▶ _DATA SHOWN_:
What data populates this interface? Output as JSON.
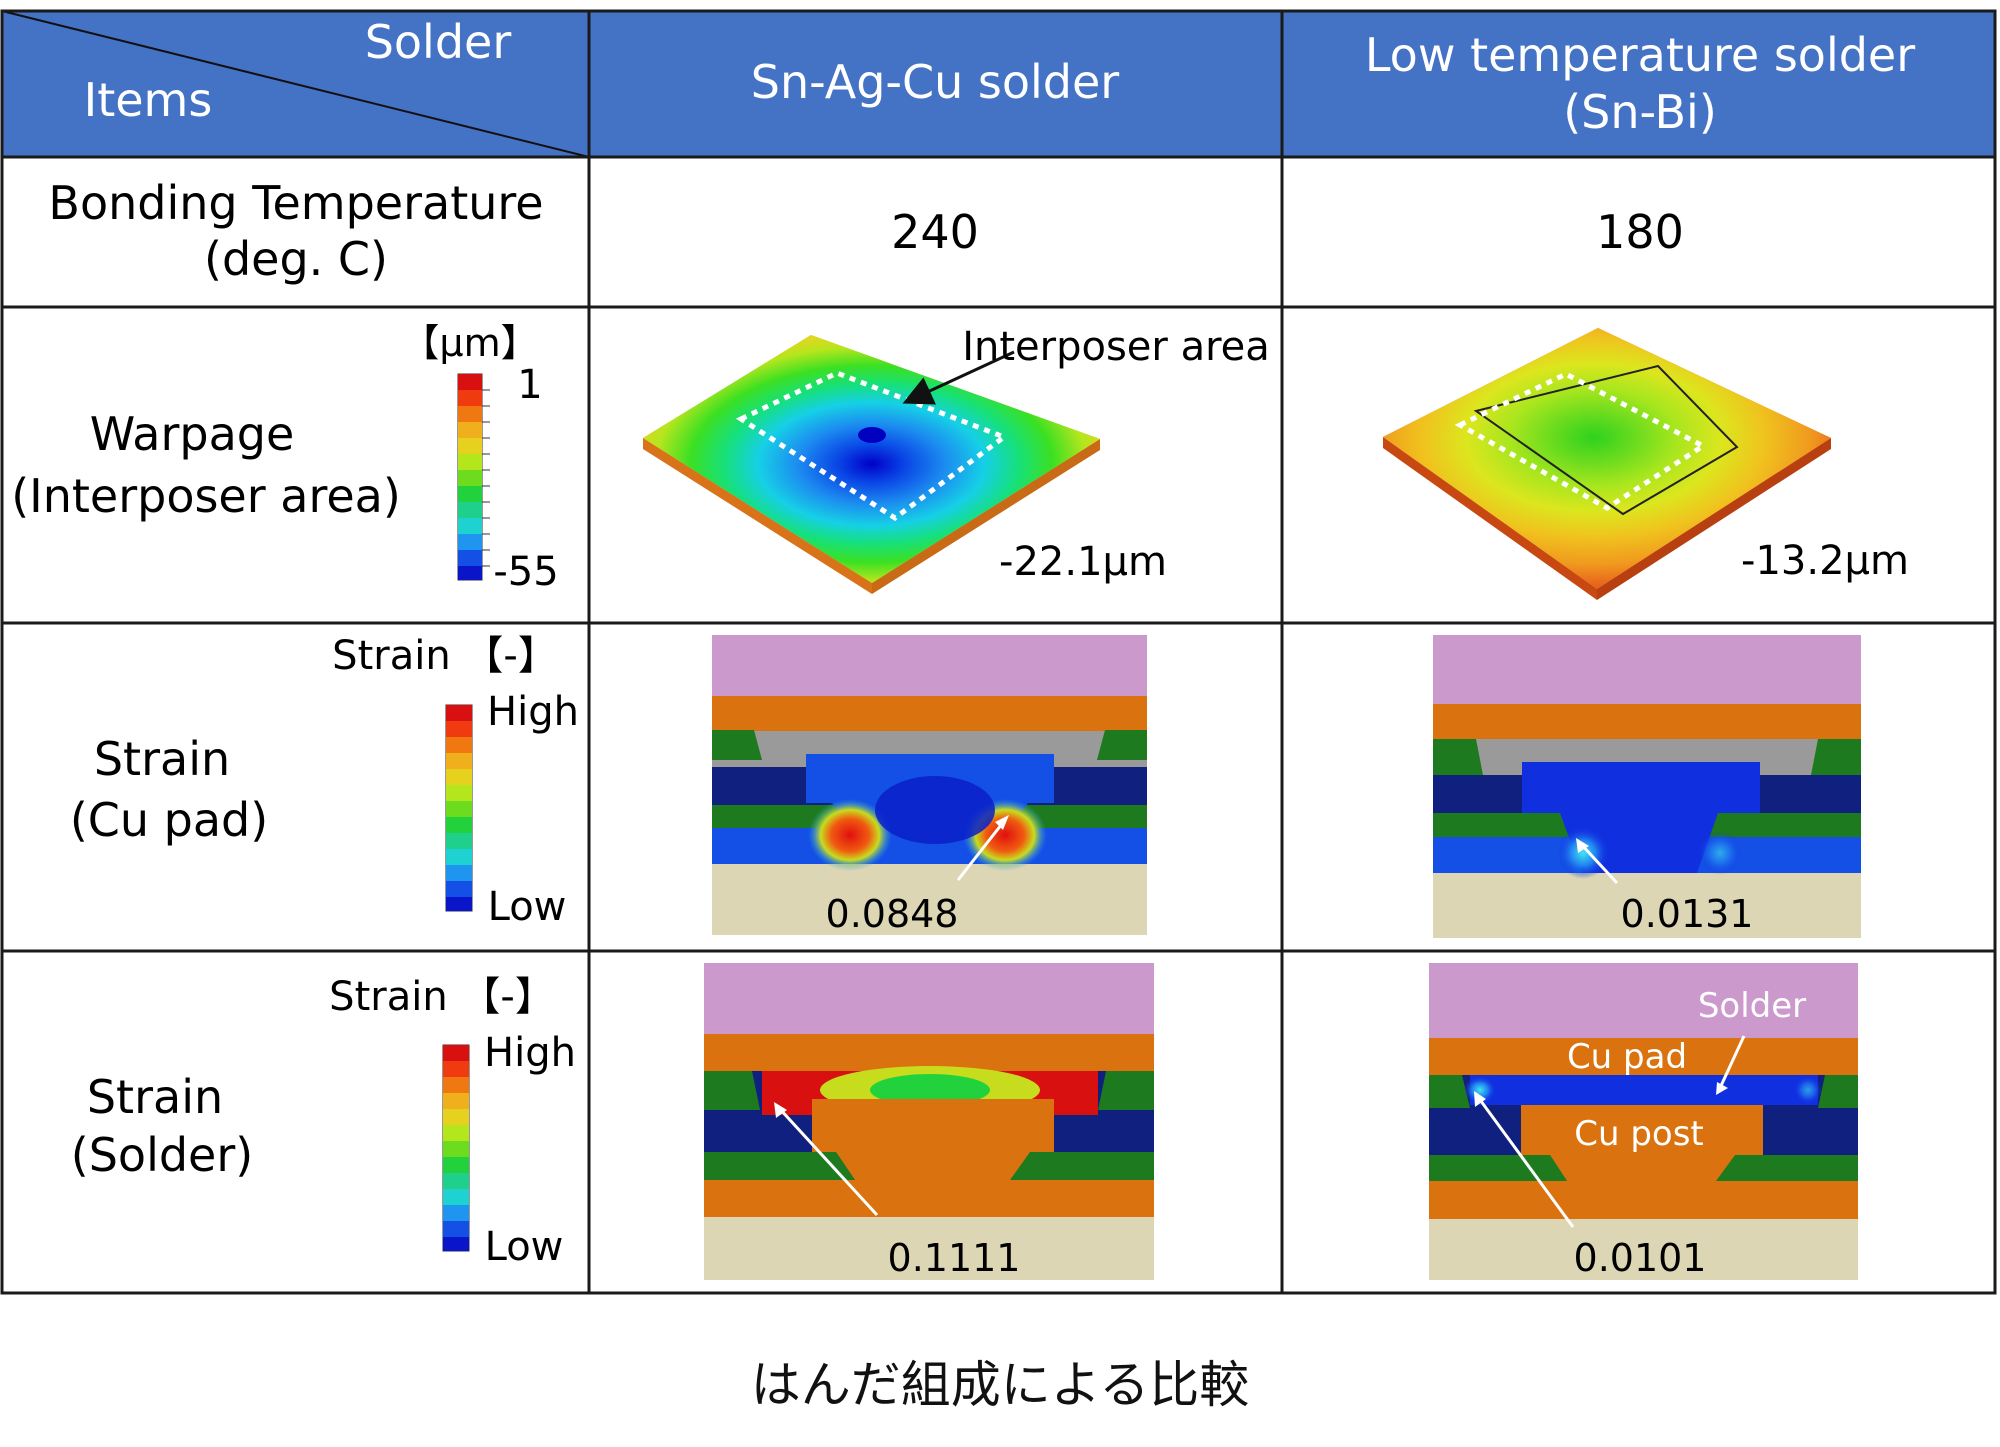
{
  "table": {
    "corner": {
      "top_label": "Solder",
      "bottom_label": "Items"
    },
    "columns": [
      {
        "line1": "Sn-Ag-Cu solder",
        "line2": ""
      },
      {
        "line1": "Low temperature solder",
        "line2": "(Sn-Bi)"
      }
    ],
    "rows": {
      "bonding": {
        "label_line1": "Bonding Temperature",
        "label_line2": "(deg. C)",
        "values": [
          "240",
          "180"
        ]
      },
      "warpage": {
        "label_line1": "Warpage",
        "label_line2": "(Interposer area)",
        "scale_unit": "【μm】",
        "scale_max": "1",
        "scale_min": "-55",
        "annotation": "Interposer area",
        "values": [
          "-22.1μm",
          "-13.2μm"
        ]
      },
      "strain_cu": {
        "label_line1": "Strain",
        "label_line2": "(Cu pad)",
        "scale_title": "Strain 【-】",
        "scale_high": "High",
        "scale_low": "Low",
        "values": [
          "0.0848",
          "0.0131"
        ]
      },
      "strain_solder": {
        "label_line1": "Strain",
        "label_line2": "(Solder)",
        "scale_title": "Strain 【-】",
        "scale_high": "High",
        "scale_low": "Low",
        "values": [
          "0.1111",
          "0.0101"
        ],
        "callouts": {
          "solder": "Solder",
          "cu_pad": "Cu pad",
          "cu_post": "Cu post"
        }
      }
    }
  },
  "caption": "はんだ組成による比較",
  "colors": {
    "header_bg": "#4472C4",
    "header_text": "#ffffff",
    "grid": "#1a1a1a",
    "substrate_top": "#CC99CC",
    "copper": "#D9720F",
    "base": "#DCD6B4",
    "dark_blue": "#10207E",
    "green_layer": "#1E7A1E",
    "gray": "#9A9A9A"
  },
  "icons": [
    "white-arrow-icon",
    "black-arrow-icon"
  ]
}
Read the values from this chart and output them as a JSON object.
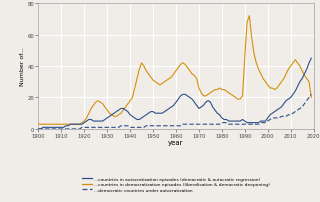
{
  "xlabel": "year",
  "ylabel": "Number of...",
  "ylim": [
    0,
    80
  ],
  "xlim": [
    1900,
    2020
  ],
  "xticks": [
    1900,
    1910,
    1920,
    1930,
    1940,
    1950,
    1960,
    1970,
    1980,
    1990,
    2000,
    2010,
    2020
  ],
  "yticks": [
    0,
    20,
    40,
    60,
    80
  ],
  "bg_color": "#f0ede8",
  "grid_color": "#ffffff",
  "line1_color": "#2d4e8a",
  "line2_color": "#d4900a",
  "line3_color": "#2d4e8a",
  "legend_labels": [
    "...countries in autocratization episodes (democratic & autocratic regression)",
    "...countries in democratization episodes (liberalisation & democratic deepening)",
    "...democratic countries under autocratization"
  ],
  "years": [
    1900,
    1901,
    1902,
    1903,
    1904,
    1905,
    1906,
    1907,
    1908,
    1909,
    1910,
    1911,
    1912,
    1913,
    1914,
    1915,
    1916,
    1917,
    1918,
    1919,
    1920,
    1921,
    1922,
    1923,
    1924,
    1925,
    1926,
    1927,
    1928,
    1929,
    1930,
    1931,
    1932,
    1933,
    1934,
    1935,
    1936,
    1937,
    1938,
    1939,
    1940,
    1941,
    1942,
    1943,
    1944,
    1945,
    1946,
    1947,
    1948,
    1949,
    1950,
    1951,
    1952,
    1953,
    1954,
    1955,
    1956,
    1957,
    1958,
    1959,
    1960,
    1961,
    1962,
    1963,
    1964,
    1965,
    1966,
    1967,
    1968,
    1969,
    1970,
    1971,
    1972,
    1973,
    1974,
    1975,
    1976,
    1977,
    1978,
    1979,
    1980,
    1981,
    1982,
    1983,
    1984,
    1985,
    1986,
    1987,
    1988,
    1989,
    1990,
    1991,
    1992,
    1993,
    1994,
    1995,
    1996,
    1997,
    1998,
    1999,
    2000,
    2001,
    2002,
    2003,
    2004,
    2005,
    2006,
    2007,
    2008,
    2009,
    2010,
    2011,
    2012,
    2013,
    2014,
    2015,
    2016,
    2017,
    2018,
    2019
  ],
  "line1_autocrat": [
    0,
    0,
    1,
    1,
    1,
    1,
    1,
    1,
    1,
    1,
    1,
    1,
    2,
    2,
    3,
    3,
    3,
    3,
    3,
    3,
    4,
    5,
    6,
    6,
    5,
    5,
    5,
    5,
    5,
    6,
    7,
    8,
    9,
    10,
    11,
    12,
    13,
    13,
    12,
    11,
    9,
    8,
    7,
    6,
    6,
    7,
    8,
    9,
    10,
    11,
    11,
    10,
    10,
    10,
    10,
    11,
    12,
    13,
    14,
    15,
    17,
    19,
    21,
    22,
    22,
    21,
    20,
    19,
    17,
    15,
    13,
    14,
    15,
    17,
    18,
    17,
    14,
    12,
    10,
    9,
    7,
    6,
    6,
    5,
    5,
    5,
    5,
    5,
    5,
    6,
    5,
    4,
    4,
    4,
    4,
    4,
    4,
    5,
    5,
    5,
    7,
    9,
    10,
    11,
    12,
    13,
    14,
    16,
    18,
    19,
    20,
    22,
    24,
    27,
    30,
    32,
    35,
    38,
    42,
    45
  ],
  "line2_democrat": [
    3,
    3,
    3,
    3,
    3,
    3,
    3,
    3,
    3,
    3,
    3,
    3,
    3,
    3,
    3,
    3,
    3,
    3,
    3,
    4,
    5,
    7,
    10,
    13,
    15,
    17,
    18,
    17,
    16,
    14,
    12,
    10,
    9,
    8,
    8,
    9,
    10,
    12,
    14,
    16,
    18,
    20,
    26,
    32,
    38,
    42,
    40,
    37,
    35,
    33,
    31,
    30,
    29,
    28,
    29,
    30,
    31,
    32,
    33,
    35,
    37,
    39,
    41,
    42,
    41,
    39,
    37,
    35,
    34,
    32,
    26,
    23,
    21,
    21,
    22,
    23,
    24,
    25,
    25,
    26,
    25,
    25,
    24,
    23,
    22,
    21,
    20,
    19,
    19,
    21,
    46,
    68,
    72,
    58,
    48,
    42,
    38,
    35,
    32,
    30,
    28,
    26,
    26,
    25,
    26,
    28,
    30,
    32,
    35,
    38,
    40,
    42,
    44,
    42,
    40,
    37,
    34,
    32,
    30,
    20
  ],
  "line3_demounder": [
    0,
    0,
    0,
    0,
    0,
    0,
    0,
    0,
    0,
    0,
    0,
    0,
    0,
    0,
    0,
    0,
    0,
    0,
    0,
    1,
    1,
    1,
    1,
    1,
    1,
    1,
    1,
    1,
    1,
    1,
    1,
    1,
    1,
    1,
    1,
    1,
    2,
    2,
    2,
    2,
    1,
    1,
    1,
    1,
    1,
    1,
    1,
    2,
    2,
    2,
    2,
    2,
    2,
    2,
    2,
    2,
    2,
    2,
    2,
    2,
    2,
    2,
    2,
    3,
    3,
    3,
    3,
    3,
    3,
    3,
    3,
    3,
    3,
    3,
    3,
    3,
    3,
    3,
    3,
    3,
    4,
    4,
    4,
    3,
    3,
    3,
    3,
    3,
    3,
    3,
    3,
    3,
    3,
    3,
    3,
    3,
    3,
    4,
    4,
    4,
    5,
    6,
    7,
    7,
    7,
    7,
    8,
    8,
    8,
    9,
    9,
    10,
    11,
    12,
    13,
    14,
    16,
    18,
    20,
    22
  ]
}
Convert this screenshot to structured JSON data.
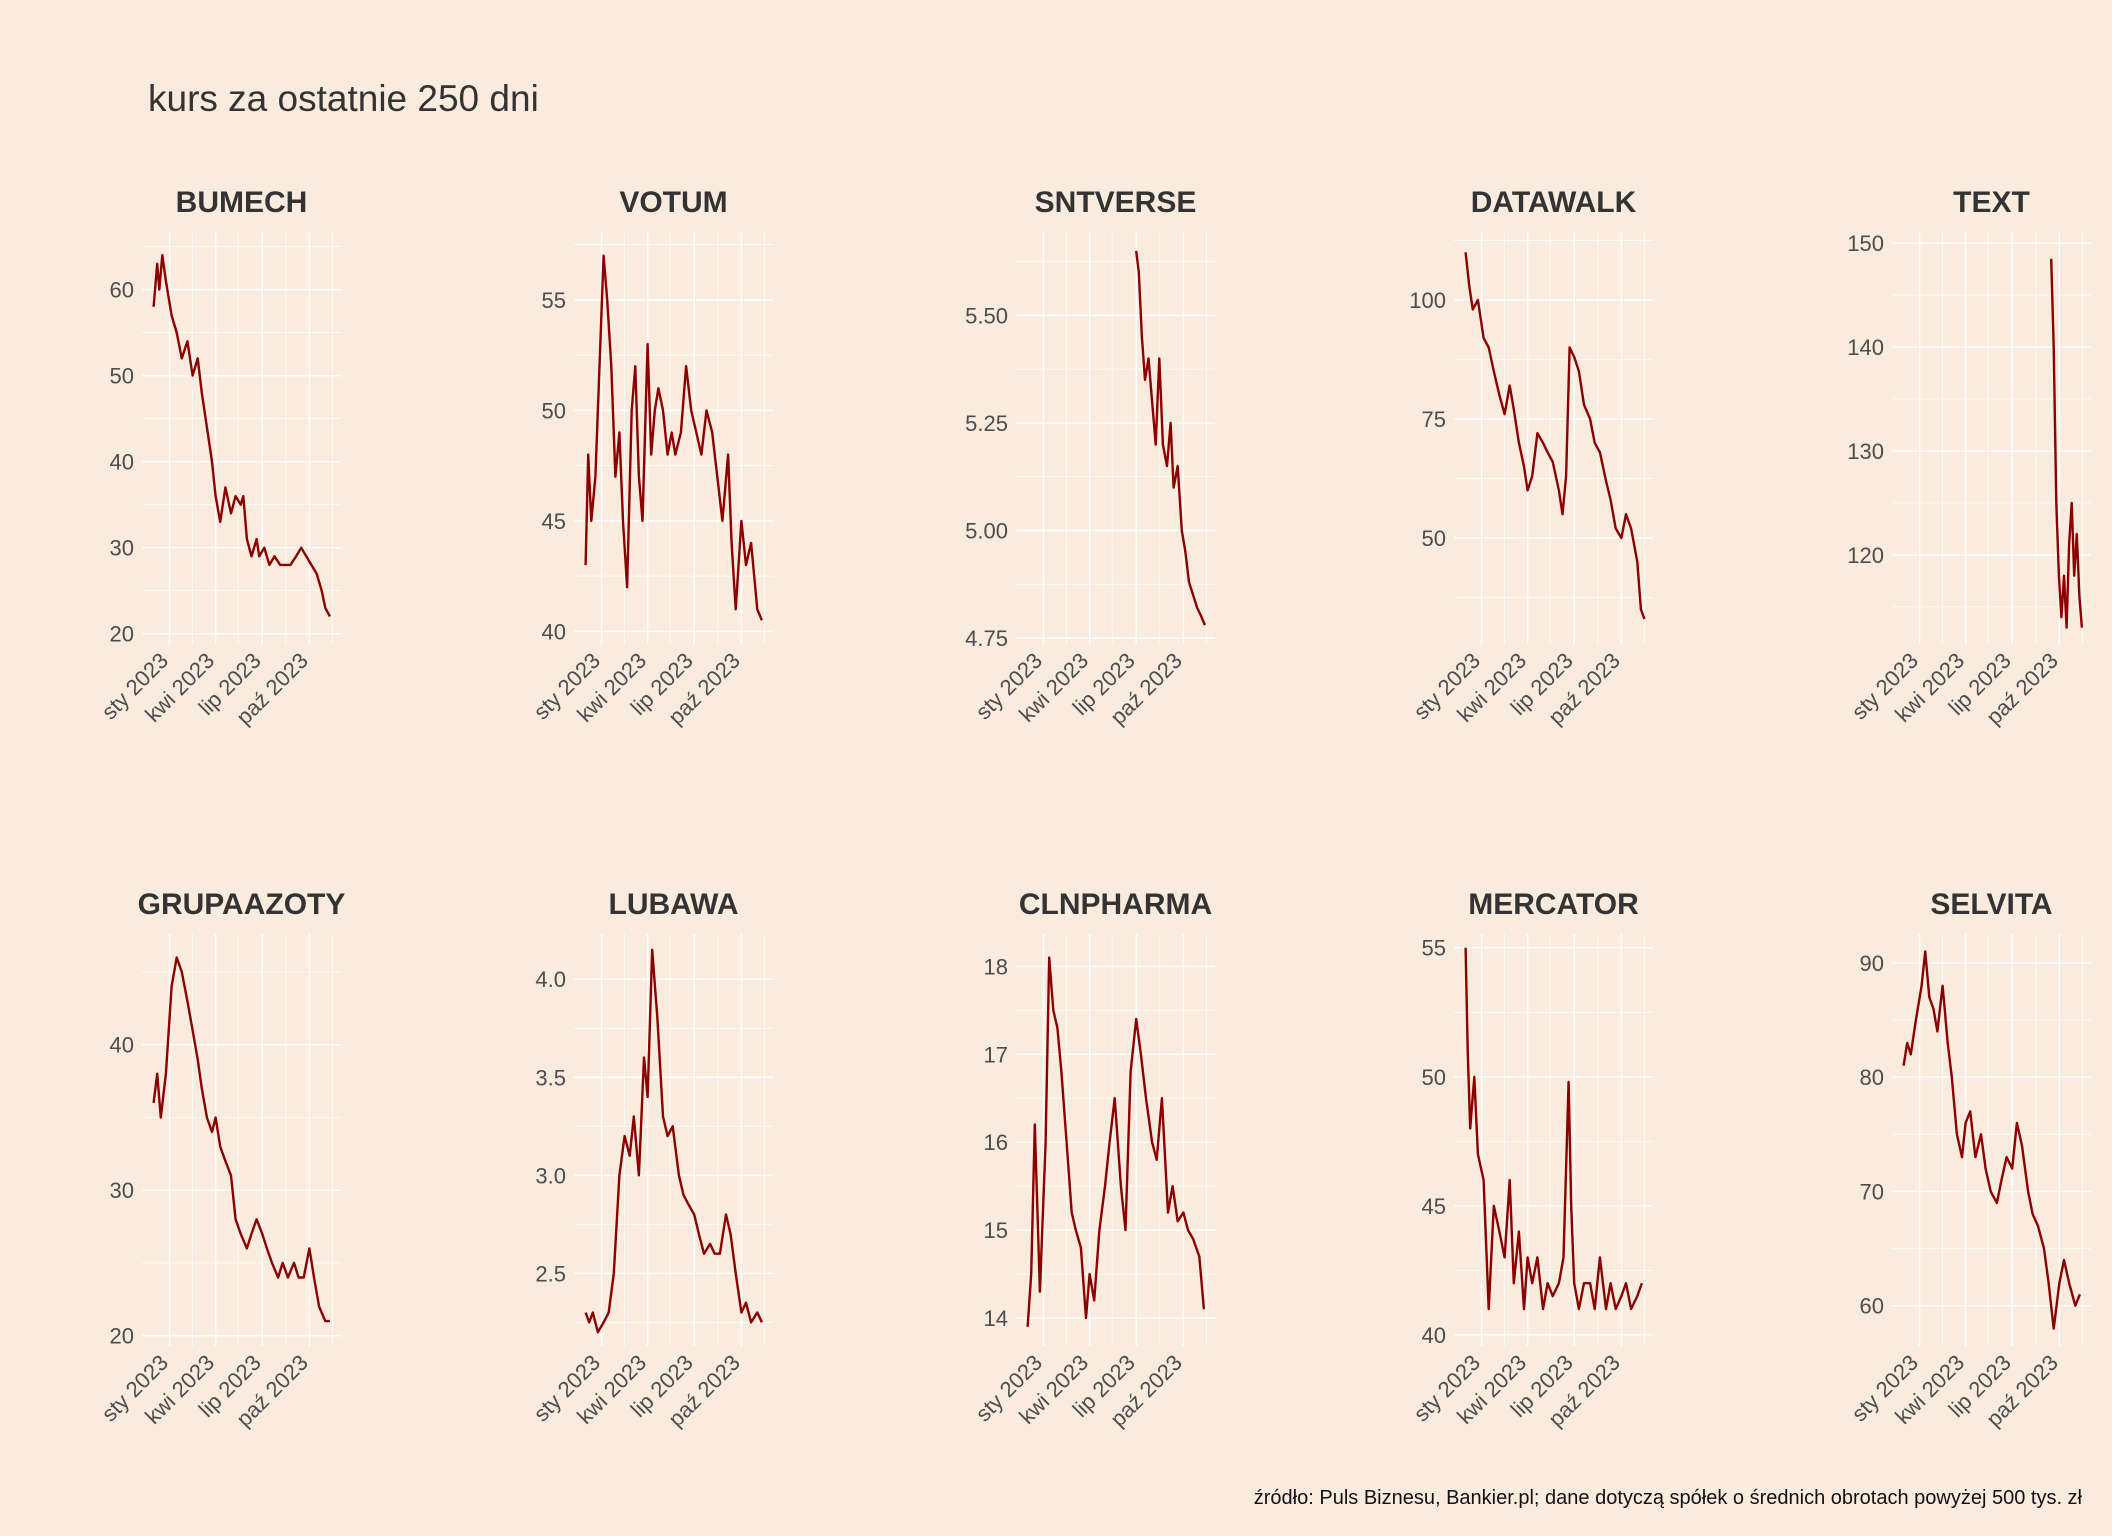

▶ _SET TASK_: Identify each line in the records above that contains the word "episodes", and copy it out in full.

▶ _ANSWER TO THE PROBLEM_:
    "...countries in autocratization episodes (democratic & autocratic regression)",
    "...countries in democratization episodes (liberalisation & democratic deepening)",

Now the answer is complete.